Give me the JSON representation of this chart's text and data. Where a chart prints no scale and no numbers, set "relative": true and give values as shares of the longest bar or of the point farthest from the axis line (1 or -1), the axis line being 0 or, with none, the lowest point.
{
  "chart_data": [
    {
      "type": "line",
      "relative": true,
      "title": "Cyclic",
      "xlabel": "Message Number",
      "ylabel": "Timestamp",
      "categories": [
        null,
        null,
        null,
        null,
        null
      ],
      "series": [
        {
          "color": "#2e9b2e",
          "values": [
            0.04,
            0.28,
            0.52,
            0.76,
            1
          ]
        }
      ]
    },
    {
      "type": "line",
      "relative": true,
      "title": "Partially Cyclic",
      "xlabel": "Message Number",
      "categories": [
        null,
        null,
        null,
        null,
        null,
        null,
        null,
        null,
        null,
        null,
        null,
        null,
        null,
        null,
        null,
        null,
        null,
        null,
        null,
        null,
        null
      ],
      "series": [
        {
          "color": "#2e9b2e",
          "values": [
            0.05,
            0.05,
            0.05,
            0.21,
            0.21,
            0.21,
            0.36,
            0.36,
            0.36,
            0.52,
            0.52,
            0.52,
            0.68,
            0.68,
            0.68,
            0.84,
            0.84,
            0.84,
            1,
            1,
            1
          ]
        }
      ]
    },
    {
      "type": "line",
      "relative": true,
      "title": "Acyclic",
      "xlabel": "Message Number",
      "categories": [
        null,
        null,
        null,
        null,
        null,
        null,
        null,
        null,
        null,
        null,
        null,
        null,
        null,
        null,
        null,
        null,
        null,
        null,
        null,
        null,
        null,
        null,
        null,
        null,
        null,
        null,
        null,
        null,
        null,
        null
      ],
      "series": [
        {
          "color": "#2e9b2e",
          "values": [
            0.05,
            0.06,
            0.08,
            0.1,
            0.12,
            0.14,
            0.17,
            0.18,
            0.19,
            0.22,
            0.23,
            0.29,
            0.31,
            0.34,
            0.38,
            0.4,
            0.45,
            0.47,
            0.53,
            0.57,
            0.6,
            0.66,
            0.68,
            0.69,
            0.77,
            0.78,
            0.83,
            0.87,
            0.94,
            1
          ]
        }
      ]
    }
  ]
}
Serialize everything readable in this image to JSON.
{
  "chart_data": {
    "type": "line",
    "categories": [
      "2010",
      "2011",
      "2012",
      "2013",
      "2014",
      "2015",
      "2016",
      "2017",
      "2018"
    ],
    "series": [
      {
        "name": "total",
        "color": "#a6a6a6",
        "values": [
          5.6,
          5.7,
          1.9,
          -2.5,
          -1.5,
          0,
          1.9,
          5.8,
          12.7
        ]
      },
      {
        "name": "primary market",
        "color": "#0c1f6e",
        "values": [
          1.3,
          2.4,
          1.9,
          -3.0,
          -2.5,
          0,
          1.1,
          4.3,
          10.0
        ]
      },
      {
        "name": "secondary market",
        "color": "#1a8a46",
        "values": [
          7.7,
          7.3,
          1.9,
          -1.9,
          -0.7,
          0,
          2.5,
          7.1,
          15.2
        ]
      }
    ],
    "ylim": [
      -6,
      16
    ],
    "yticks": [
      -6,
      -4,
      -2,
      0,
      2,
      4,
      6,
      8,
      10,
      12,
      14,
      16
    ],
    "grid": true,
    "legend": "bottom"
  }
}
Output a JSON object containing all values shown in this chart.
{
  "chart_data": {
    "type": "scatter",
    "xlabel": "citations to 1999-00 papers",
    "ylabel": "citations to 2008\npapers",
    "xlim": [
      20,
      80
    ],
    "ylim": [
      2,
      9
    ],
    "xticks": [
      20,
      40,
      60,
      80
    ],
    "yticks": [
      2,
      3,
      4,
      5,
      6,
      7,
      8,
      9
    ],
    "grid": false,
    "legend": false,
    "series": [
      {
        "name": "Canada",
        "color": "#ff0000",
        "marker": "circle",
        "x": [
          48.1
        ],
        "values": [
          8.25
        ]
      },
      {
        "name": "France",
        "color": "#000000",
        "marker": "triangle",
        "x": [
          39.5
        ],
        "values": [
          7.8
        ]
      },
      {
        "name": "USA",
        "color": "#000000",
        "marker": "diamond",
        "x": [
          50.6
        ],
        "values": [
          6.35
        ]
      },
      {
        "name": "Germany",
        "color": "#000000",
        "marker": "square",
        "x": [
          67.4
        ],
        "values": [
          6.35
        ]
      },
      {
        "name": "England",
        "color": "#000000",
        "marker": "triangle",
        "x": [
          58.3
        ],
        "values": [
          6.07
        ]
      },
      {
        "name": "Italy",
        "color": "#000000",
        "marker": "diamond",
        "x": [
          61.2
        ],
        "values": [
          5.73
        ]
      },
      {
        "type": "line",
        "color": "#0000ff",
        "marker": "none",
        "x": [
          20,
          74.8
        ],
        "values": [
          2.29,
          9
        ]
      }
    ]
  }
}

------

> _Task to complete_
Make an exact copy of all the data.

> _Response to the task_
Give me the JSON representation of this chart's text and data. Where a chart prints no scale and no numbers, set "relative": true and give values as shares of the longest bar or of the point farthest from the axis line (1 or -1), the axis line being 0 or, with none, the lowest point.
{
  "chart_data": [
    {
      "type": "line",
      "relative": true,
      "title": "Cyclic",
      "xlabel": "Message Number",
      "ylabel": "Timestamp",
      "categories": [
        null,
        null,
        null,
        null,
        null
      ],
      "series": [
        {
          "color": "#2e9b2e",
          "values": [
            0.04,
            0.28,
            0.52,
            0.76,
            1
          ]
        }
      ]
    },
    {
      "type": "line",
      "relative": true,
      "title": "Partially Cyclic",
      "xlabel": "Message Number",
      "categories": [
        null,
        null,
        null,
        null,
        null,
        null,
        null,
        null,
        null,
        null,
        null,
        null,
        null,
        null,
        null,
        null,
        null,
        null,
        null,
        null,
        null
      ],
      "series": [
        {
          "color": "#2e9b2e",
          "values": [
            0.05,
            0.05,
            0.05,
            0.21,
            0.21,
            0.21,
            0.36,
            0.36,
            0.36,
            0.52,
            0.52,
            0.52,
            0.68,
            0.68,
            0.68,
            0.84,
            0.84,
            0.84,
            1,
            1,
            1
          ]
        }
      ]
    },
    {
      "type": "line",
      "relative": true,
      "title": "Acyclic",
      "xlabel": "Message Number",
      "categories": [
        null,
        null,
        null,
        null,
        null,
        null,
        null,
        null,
        null,
        null,
        null,
        null,
        null,
        null,
        null,
        null,
        null,
        null,
        null,
        null,
        null,
        null,
        null,
        null,
        null,
        null,
        null,
        null,
        null,
        null
      ],
      "series": [
        {
          "color": "#2e9b2e",
          "values": [
            0.05,
            0.06,
            0.08,
            0.1,
            0.12,
            0.14,
            0.17,
            0.18,
            0.19,
            0.22,
            0.23,
            0.29,
            0.31,
            0.34,
            0.38,
            0.4,
            0.45,
            0.47,
            0.53,
            0.57,
            0.6,
            0.66,
            0.68,
            0.69,
            0.77,
            0.78,
            0.83,
            0.87,
            0.94,
            1
          ]
        }
      ]
    }
  ]
}
Serialize everything readable in this image to JSON.
{
  "chart_data": {
    "type": "line",
    "categories": [
      "2010",
      "2011",
      "2012",
      "2013",
      "2014",
      "2015",
      "2016",
      "2017",
      "2018"
    ],
    "series": [
      {
        "name": "total",
        "color": "#a6a6a6",
        "values": [
          5.6,
          5.7,
          1.9,
          -2.5,
          -1.5,
          0,
          1.9,
          5.8,
          12.7
        ]
      },
      {
        "name": "primary market",
        "color": "#0c1f6e",
        "values": [
          1.3,
          2.4,
          1.9,
          -3.0,
          -2.5,
          0,
          1.1,
          4.3,
          10.0
        ]
      },
      {
        "name": "secondary market",
        "color": "#1a8a46",
        "values": [
          7.7,
          7.3,
          1.9,
          -1.9,
          -0.7,
          0,
          2.5,
          7.1,
          15.2
        ]
      }
    ],
    "ylim": [
      -6,
      16
    ],
    "yticks": [
      -6,
      -4,
      -2,
      0,
      2,
      4,
      6,
      8,
      10,
      12,
      14,
      16
    ],
    "grid": true,
    "legend": "bottom"
  }
}
Output a JSON object containing all values shown in this chart.
{
  "chart_data": {
    "type": "scatter",
    "xlabel": "citations to 1999-00 papers",
    "ylabel": "citations to 2008\npapers",
    "xlim": [
      20,
      80
    ],
    "ylim": [
      2,
      9
    ],
    "xticks": [
      20,
      40,
      60,
      80
    ],
    "yticks": [
      2,
      3,
      4,
      5,
      6,
      7,
      8,
      9
    ],
    "grid": false,
    "legend": false,
    "series": [
      {
        "name": "Canada",
        "color": "#ff0000",
        "marker": "circle",
        "x": [
          48.1
        ],
        "values": [
          8.25
        ]
      },
      {
        "name": "France",
        "color": "#000000",
        "marker": "triangle",
        "x": [
          39.5
        ],
        "values": [
          7.8
        ]
      },
      {
        "name": "USA",
        "color": "#000000",
        "marker": "diamond",
        "x": [
          50.6
        ],
        "values": [
          6.35
        ]
      },
      {
        "name": "Germany",
        "color": "#000000",
        "marker": "square",
        "x": [
          67.4
        ],
        "values": [
          6.35
        ]
      },
      {
        "name": "England",
        "color": "#000000",
        "marker": "triangle",
        "x": [
          58.3
        ],
        "values": [
          6.07
        ]
      },
      {
        "name": "Italy",
        "color": "#000000",
        "marker": "diamond",
        "x": [
          61.2
        ],
        "values": [
          5.73
        ]
      },
      {
        "type": "line",
        "color": "#0000ff",
        "marker": "none",
        "x": [
          20,
          74.8
        ],
        "values": [
          2.29,
          9
        ]
      }
    ]
  }
}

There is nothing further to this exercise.